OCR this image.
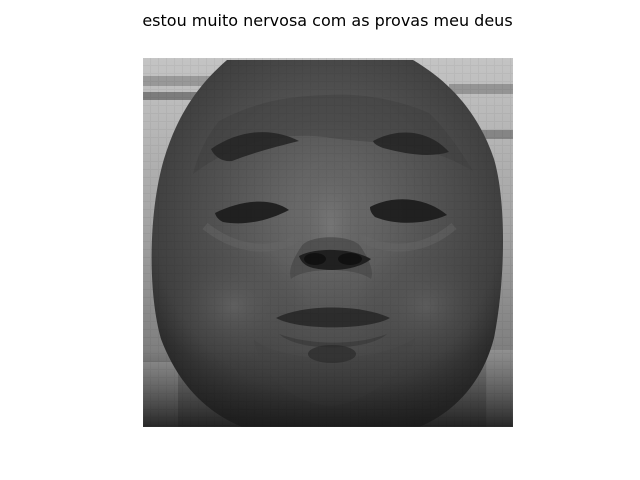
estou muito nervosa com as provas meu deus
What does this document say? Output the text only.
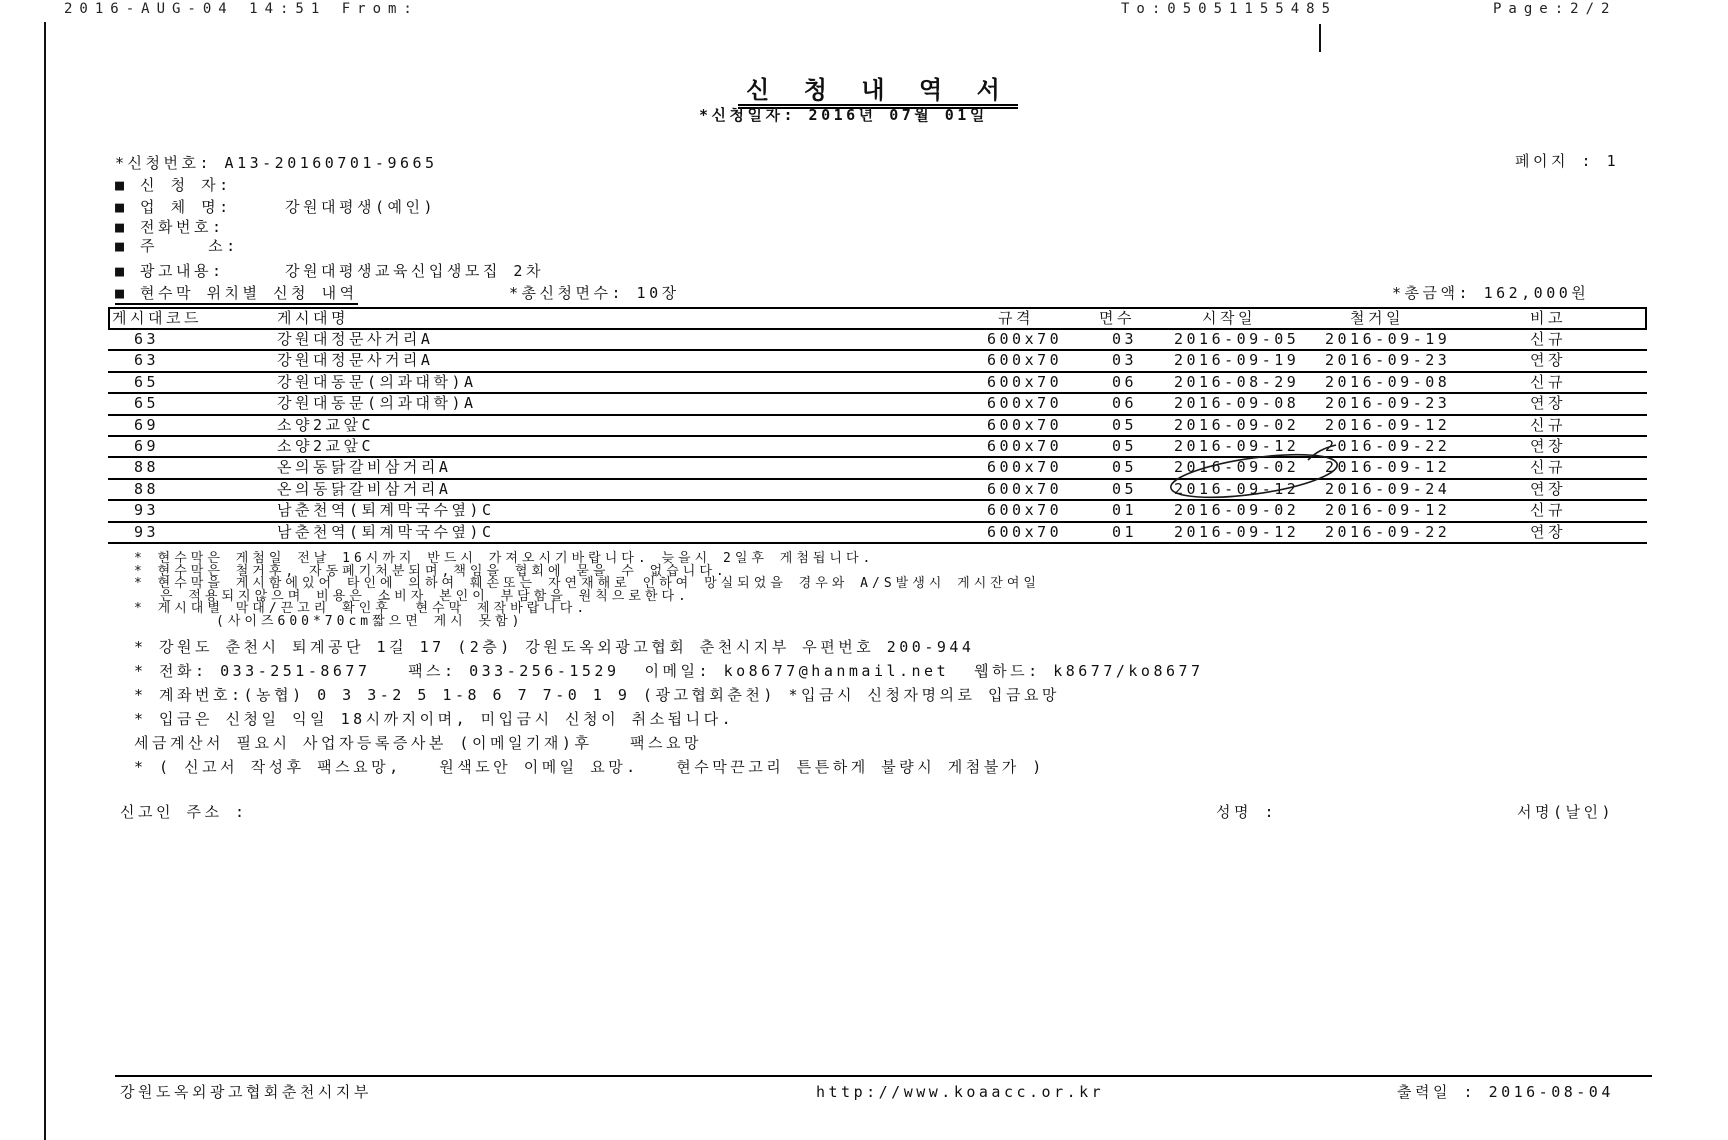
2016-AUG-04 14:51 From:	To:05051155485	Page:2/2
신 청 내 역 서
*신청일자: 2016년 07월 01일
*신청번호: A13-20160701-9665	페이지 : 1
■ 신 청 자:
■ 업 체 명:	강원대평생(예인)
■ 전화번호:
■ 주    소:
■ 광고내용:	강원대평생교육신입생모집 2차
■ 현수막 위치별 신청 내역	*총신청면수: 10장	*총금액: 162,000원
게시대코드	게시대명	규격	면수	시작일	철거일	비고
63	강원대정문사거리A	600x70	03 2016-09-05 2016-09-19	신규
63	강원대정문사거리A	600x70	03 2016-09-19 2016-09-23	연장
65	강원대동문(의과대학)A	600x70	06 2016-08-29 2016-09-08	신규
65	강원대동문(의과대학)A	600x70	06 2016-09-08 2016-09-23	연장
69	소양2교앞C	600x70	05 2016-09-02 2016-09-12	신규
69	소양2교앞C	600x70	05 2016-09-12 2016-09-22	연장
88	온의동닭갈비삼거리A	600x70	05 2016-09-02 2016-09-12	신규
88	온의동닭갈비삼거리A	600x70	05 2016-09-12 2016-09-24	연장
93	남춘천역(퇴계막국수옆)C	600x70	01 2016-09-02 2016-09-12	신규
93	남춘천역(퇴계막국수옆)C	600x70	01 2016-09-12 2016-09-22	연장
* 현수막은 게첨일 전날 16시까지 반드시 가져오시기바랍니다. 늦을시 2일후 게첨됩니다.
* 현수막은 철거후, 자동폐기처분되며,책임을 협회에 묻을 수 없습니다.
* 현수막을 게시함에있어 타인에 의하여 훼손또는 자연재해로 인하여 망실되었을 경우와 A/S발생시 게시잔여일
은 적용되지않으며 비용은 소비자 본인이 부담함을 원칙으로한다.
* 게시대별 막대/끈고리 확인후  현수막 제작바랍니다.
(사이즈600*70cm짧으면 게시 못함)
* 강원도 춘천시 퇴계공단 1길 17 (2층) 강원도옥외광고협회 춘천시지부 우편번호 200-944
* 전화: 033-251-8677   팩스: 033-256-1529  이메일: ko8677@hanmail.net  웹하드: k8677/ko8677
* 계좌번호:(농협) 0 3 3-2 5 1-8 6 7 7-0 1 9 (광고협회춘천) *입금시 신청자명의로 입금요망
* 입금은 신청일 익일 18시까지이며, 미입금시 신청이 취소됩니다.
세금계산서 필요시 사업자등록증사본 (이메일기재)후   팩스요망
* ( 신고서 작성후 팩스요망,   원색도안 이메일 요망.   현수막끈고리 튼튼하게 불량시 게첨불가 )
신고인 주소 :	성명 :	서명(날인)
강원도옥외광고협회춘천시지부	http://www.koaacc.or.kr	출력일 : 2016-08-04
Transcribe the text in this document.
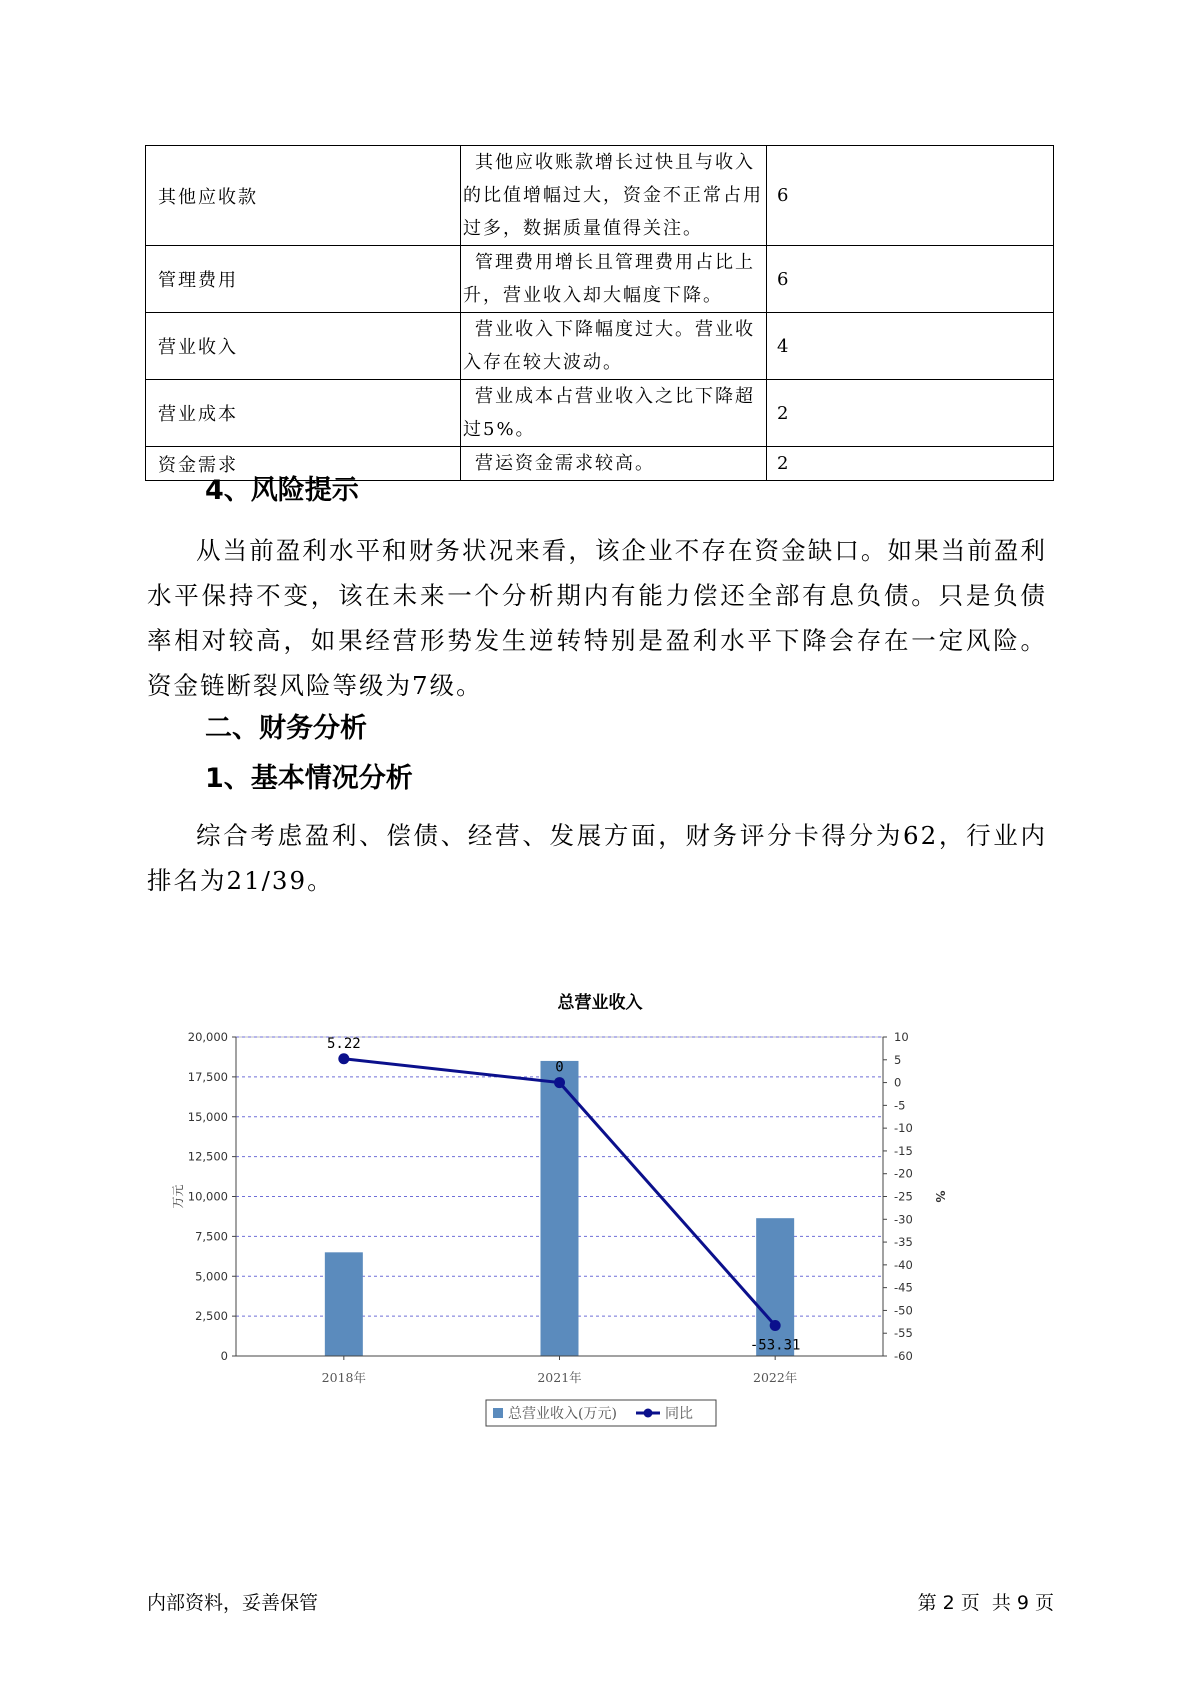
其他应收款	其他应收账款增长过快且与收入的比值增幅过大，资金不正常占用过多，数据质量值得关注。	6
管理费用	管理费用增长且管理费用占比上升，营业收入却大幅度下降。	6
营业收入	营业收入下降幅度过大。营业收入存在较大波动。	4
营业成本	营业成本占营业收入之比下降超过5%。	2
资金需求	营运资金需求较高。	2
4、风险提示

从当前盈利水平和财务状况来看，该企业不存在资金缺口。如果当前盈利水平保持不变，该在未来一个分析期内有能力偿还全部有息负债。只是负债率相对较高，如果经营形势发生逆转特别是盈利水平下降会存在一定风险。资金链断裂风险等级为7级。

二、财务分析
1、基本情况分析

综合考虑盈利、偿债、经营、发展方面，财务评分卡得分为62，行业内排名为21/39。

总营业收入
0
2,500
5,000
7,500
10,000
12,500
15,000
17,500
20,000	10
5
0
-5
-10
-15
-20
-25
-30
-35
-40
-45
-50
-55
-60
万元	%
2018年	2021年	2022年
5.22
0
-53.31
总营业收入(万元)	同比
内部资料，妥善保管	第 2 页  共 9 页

- **What needs to be done**: Quote every line of the records above exactly; no picture is to be copied.

- **Result for this task**:
OCR this image.
estou muito nervosa com as provas meu deus
What does this document say? Output the text only.
2016-AUG-04 14:51 From:	To:05051155485	Page:2/2
신 청 내 역 서
*신청일자: 2016년 07월 01일
*신청번호: A13-20160701-9665	페이지 : 1
■ 신 청 자:
■ 업 체 명:	강원대평생(예인)
■ 전화번호:
■ 주    소:
■ 광고내용:	강원대평생교육신입생모집 2차
■ 현수막 위치별 신청 내역	*총신청면수: 10장	*총금액: 162,000원
게시대코드	게시대명	규격	면수	시작일	철거일	비고
63	강원대정문사거리A	600x70	03 2016-09-05 2016-09-19	신규
63	강원대정문사거리A	600x70	03 2016-09-19 2016-09-23	연장
65	강원대동문(의과대학)A	600x70	06 2016-08-29 2016-09-08	신규
65	강원대동문(의과대학)A	600x70	06 2016-09-08 2016-09-23	연장
69	소양2교앞C	600x70	05 2016-09-02 2016-09-12	신규
69	소양2교앞C	600x70	05 2016-09-12 2016-09-22	연장
88	온의동닭갈비삼거리A	600x70	05 2016-09-02 2016-09-12	신규
88	온의동닭갈비삼거리A	600x70	05 2016-09-12 2016-09-24	연장
93	남춘천역(퇴계막국수옆)C	600x70	01 2016-09-02 2016-09-12	신규
93	남춘천역(퇴계막국수옆)C	600x70	01 2016-09-12 2016-09-22	연장
* 현수막은 게첨일 전날 16시까지 반드시 가져오시기바랍니다. 늦을시 2일후 게첨됩니다.
* 현수막은 철거후, 자동폐기처분되며,책임을 협회에 묻을 수 없습니다.
* 현수막을 게시함에있어 타인에 의하여 훼손또는 자연재해로 인하여 망실되었을 경우와 A/S발생시 게시잔여일
은 적용되지않으며 비용은 소비자 본인이 부담함을 원칙으로한다.
* 게시대별 막대/끈고리 확인후  현수막 제작바랍니다.
(사이즈600*70cm짧으면 게시 못함)
* 강원도 춘천시 퇴계공단 1길 17 (2층) 강원도옥외광고협회 춘천시지부 우편번호 200-944
* 전화: 033-251-8677   팩스: 033-256-1529  이메일: ko8677@hanmail.net  웹하드: k8677/ko8677
* 계좌번호:(농협) 0 3 3-2 5 1-8 6 7 7-0 1 9 (광고협회춘천) *입금시 신청자명의로 입금요망
* 입금은 신청일 익일 18시까지이며, 미입금시 신청이 취소됩니다.
세금계산서 필요시 사업자등록증사본 (이메일기재)후   팩스요망
* ( 신고서 작성후 팩스요망,   원색도안 이메일 요망.   현수막끈고리 튼튼하게 불량시 게첨불가 )
신고인 주소 :	성명 :	서명(날인)
강원도옥외광고협회춘천시지부	http://www.koaacc.or.kr	출력일 : 2016-08-04
Transcribe the text in this document.
其他应收款	其他应收账款增长过快且与收入的比值增幅过大，资金不正常占用过多，数据质量值得关注。	6
管理费用	管理费用增长且管理费用占比上升，营业收入却大幅度下降。	6
营业收入	营业收入下降幅度过大。营业收入存在较大波动。	4
营业成本	营业成本占营业收入之比下降超过5%。	2
资金需求	营运资金需求较高。	2
4、风险提示

从当前盈利水平和财务状况来看，该企业不存在资金缺口。如果当前盈利水平保持不变，该在未来一个分析期内有能力偿还全部有息负债。只是负债率相对较高，如果经营形势发生逆转特别是盈利水平下降会存在一定风险。资金链断裂风险等级为7级。

二、财务分析
1、基本情况分析

综合考虑盈利、偿债、经营、发展方面，财务评分卡得分为62，行业内排名为21/39。

总营业收入
0
2,500
5,000
7,500
10,000
12,500
15,000
17,500
20,000	10
5
0
-5
-10
-15
-20
-25
-30
-35
-40
-45
-50
-55
-60
万元	%
2018年	2021年	2022年
5.22
0
-53.31
总营业收入(万元)	同比
内部资料，妥善保管	第 2 页  共 9 页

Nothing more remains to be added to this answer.